## TASK DESCRIPTION:
In your answer, set down the records below exactly as they stand, omitting pictures.

[Dataset listings of figures]
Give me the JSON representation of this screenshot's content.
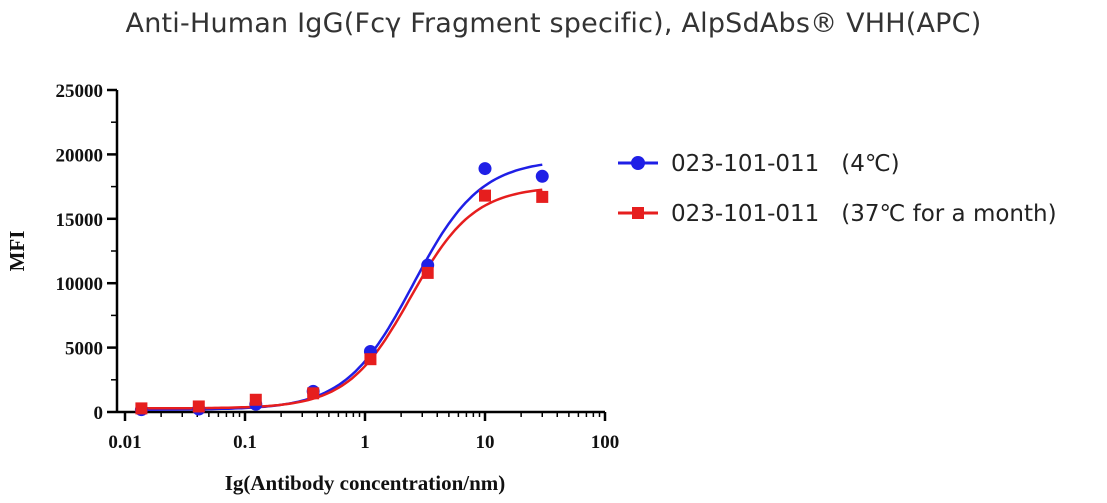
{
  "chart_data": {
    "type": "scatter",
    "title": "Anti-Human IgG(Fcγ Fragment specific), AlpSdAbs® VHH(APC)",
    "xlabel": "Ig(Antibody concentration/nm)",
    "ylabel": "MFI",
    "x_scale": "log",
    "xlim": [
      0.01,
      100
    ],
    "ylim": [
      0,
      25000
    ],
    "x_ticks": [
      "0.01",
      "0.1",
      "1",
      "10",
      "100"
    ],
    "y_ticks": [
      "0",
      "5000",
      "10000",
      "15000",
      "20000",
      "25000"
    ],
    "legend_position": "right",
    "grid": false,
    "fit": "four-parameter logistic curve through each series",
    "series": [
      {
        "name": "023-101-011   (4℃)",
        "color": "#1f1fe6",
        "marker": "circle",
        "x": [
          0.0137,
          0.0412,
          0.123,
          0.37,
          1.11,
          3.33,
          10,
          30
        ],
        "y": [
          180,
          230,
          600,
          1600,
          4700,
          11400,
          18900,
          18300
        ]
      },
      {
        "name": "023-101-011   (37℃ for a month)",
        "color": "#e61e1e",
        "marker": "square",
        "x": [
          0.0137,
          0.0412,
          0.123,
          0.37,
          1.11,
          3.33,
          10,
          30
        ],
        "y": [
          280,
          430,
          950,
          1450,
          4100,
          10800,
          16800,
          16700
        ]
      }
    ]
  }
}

## TASK ANSWER:
Give me the JSON representation of this screenshot's content.
{
  "chart_data": {
    "type": "scatter",
    "title": "Anti-Human IgG(Fcγ Fragment specific), AlpSdAbs® VHH(APC)",
    "xlabel": "Ig(Antibody concentration/nm)",
    "ylabel": "MFI",
    "x_scale": "log",
    "xlim": [
      0.01,
      100
    ],
    "ylim": [
      0,
      25000
    ],
    "x_ticks": [
      "0.01",
      "0.1",
      "1",
      "10",
      "100"
    ],
    "y_ticks": [
      "0",
      "5000",
      "10000",
      "15000",
      "20000",
      "25000"
    ],
    "legend_position": "right",
    "grid": false,
    "fit": "four-parameter logistic curve through each series",
    "series": [
      {
        "name": "023-101-011   (4℃)",
        "color": "#1f1fe6",
        "marker": "circle",
        "x": [
          0.0137,
          0.0412,
          0.123,
          0.37,
          1.11,
          3.33,
          10,
          30
        ],
        "y": [
          180,
          230,
          600,
          1600,
          4700,
          11400,
          18900,
          18300
        ]
      },
      {
        "name": "023-101-011   (37℃ for a month)",
        "color": "#e61e1e",
        "marker": "square",
        "x": [
          0.0137,
          0.0412,
          0.123,
          0.37,
          1.11,
          3.33,
          10,
          30
        ],
        "y": [
          280,
          430,
          950,
          1450,
          4100,
          10800,
          16800,
          16700
        ]
      }
    ]
  }
}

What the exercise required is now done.